SET EXERCISE:
Your task is to extract every entry that follows word for word while excluding the pictures.

(Dataset entries)
□ □ □ □
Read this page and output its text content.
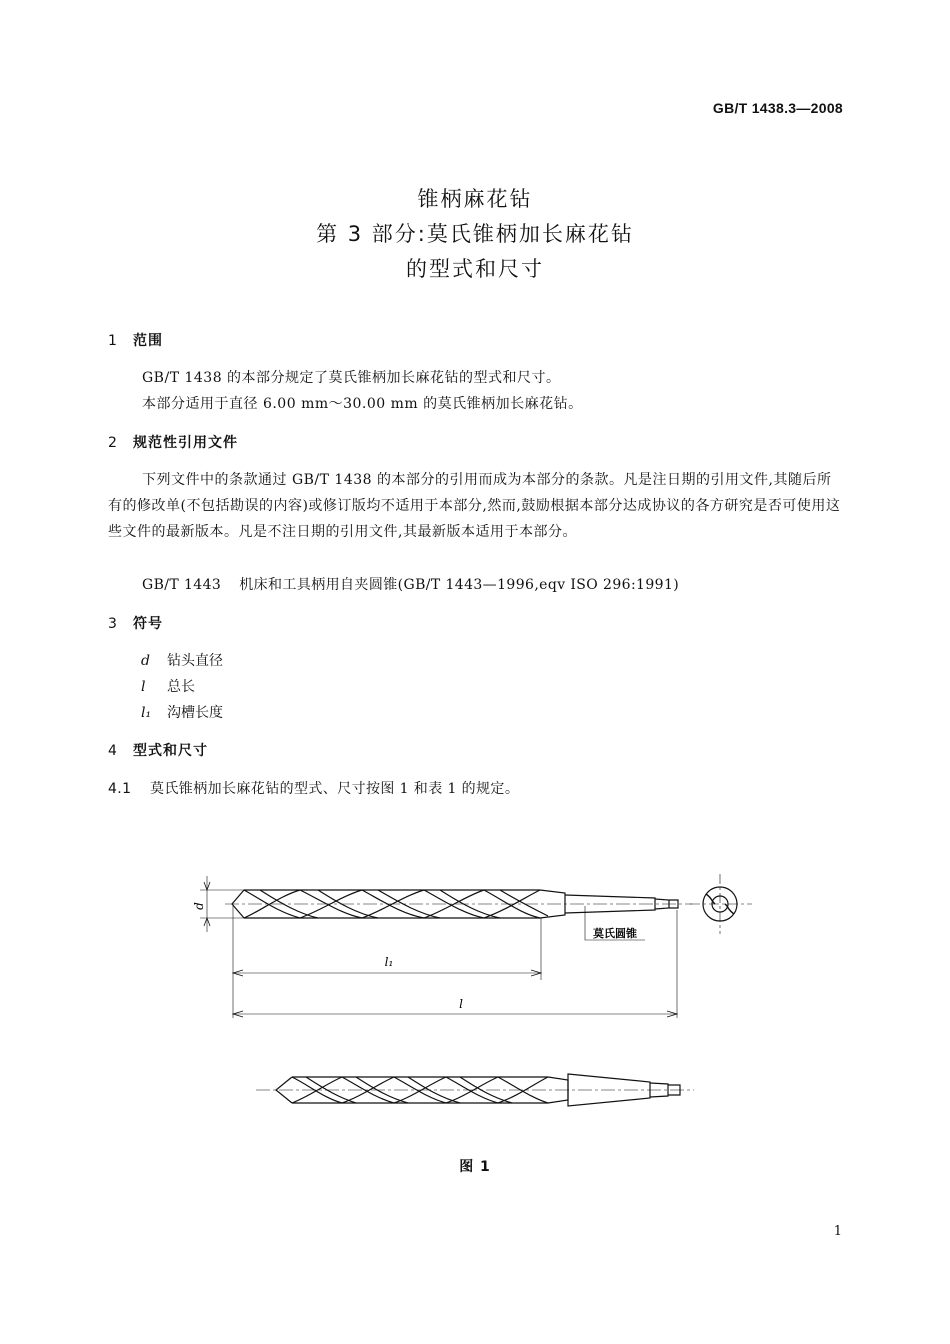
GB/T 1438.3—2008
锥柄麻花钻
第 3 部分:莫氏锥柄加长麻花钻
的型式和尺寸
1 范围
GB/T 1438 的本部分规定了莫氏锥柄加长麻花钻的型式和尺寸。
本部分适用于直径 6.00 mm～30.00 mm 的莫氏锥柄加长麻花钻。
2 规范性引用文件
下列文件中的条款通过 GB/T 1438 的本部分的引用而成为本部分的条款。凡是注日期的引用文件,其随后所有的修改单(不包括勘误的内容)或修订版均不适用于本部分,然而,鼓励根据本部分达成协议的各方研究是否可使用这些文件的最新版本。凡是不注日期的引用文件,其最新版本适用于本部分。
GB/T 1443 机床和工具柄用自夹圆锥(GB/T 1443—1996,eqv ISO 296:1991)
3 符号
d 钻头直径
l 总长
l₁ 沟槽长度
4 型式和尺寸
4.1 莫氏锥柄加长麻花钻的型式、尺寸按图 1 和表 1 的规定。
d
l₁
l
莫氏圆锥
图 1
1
□ □ □ □
THE RESULT:
Read this page and output its text content.
GB/T 1438.3—2008
锥柄麻花钻
第 3 部分:莫氏锥柄加长麻花钻
的型式和尺寸
1 范围
GB/T 1438 的本部分规定了莫氏锥柄加长麻花钻的型式和尺寸。
本部分适用于直径 6.00 mm～30.00 mm 的莫氏锥柄加长麻花钻。
2 规范性引用文件
下列文件中的条款通过 GB/T 1438 的本部分的引用而成为本部分的条款。凡是注日期的引用文件,其随后所有的修改单(不包括勘误的内容)或修订版均不适用于本部分,然而,鼓励根据本部分达成协议的各方研究是否可使用这些文件的最新版本。凡是不注日期的引用文件,其最新版本适用于本部分。
GB/T 1443 机床和工具柄用自夹圆锥(GB/T 1443—1996,eqv ISO 296:1991)
3 符号
d 钻头直径
l 总长
l₁ 沟槽长度
4 型式和尺寸
4.1 莫氏锥柄加长麻花钻的型式、尺寸按图 1 和表 1 的规定。
d
l₁
l
莫氏圆锥
图 1
1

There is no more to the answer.